#### What is being asked
Work through the entries below and report how many lines include "Hospital". The number alone is the answer.
======== Data ========
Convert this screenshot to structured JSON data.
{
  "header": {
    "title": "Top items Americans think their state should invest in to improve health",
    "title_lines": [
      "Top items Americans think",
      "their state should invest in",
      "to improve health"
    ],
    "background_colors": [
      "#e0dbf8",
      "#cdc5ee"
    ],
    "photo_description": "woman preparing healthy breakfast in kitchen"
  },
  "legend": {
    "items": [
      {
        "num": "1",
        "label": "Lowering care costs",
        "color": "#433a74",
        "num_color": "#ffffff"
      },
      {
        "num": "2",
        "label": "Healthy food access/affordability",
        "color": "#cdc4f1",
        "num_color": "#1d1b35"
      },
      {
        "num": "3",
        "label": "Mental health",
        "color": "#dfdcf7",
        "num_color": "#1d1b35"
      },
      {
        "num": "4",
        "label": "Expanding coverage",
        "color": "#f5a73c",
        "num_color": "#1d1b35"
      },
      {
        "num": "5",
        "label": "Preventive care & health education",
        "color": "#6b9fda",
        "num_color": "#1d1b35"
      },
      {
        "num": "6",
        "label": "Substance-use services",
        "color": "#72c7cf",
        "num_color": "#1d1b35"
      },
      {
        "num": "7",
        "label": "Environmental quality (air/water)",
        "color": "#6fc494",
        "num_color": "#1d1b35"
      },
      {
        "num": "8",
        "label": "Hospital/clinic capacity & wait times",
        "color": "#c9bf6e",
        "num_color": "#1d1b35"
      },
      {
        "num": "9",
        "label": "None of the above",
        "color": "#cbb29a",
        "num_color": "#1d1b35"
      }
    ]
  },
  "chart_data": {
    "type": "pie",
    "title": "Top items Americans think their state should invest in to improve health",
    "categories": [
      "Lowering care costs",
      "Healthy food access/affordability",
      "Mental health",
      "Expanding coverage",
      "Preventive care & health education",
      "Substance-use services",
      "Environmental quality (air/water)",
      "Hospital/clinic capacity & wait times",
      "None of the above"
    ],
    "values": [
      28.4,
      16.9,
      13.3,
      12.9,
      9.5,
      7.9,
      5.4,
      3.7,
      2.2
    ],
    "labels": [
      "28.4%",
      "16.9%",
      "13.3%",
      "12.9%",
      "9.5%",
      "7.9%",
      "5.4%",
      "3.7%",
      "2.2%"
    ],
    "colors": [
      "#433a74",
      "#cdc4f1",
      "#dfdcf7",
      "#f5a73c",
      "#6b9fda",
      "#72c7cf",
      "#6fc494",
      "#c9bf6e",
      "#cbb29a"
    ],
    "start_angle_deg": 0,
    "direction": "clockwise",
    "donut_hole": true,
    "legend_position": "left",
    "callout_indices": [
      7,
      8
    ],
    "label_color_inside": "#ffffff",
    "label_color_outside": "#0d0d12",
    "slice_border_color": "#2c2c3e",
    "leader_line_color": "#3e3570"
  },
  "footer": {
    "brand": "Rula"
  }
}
========
#### Exercise answer
2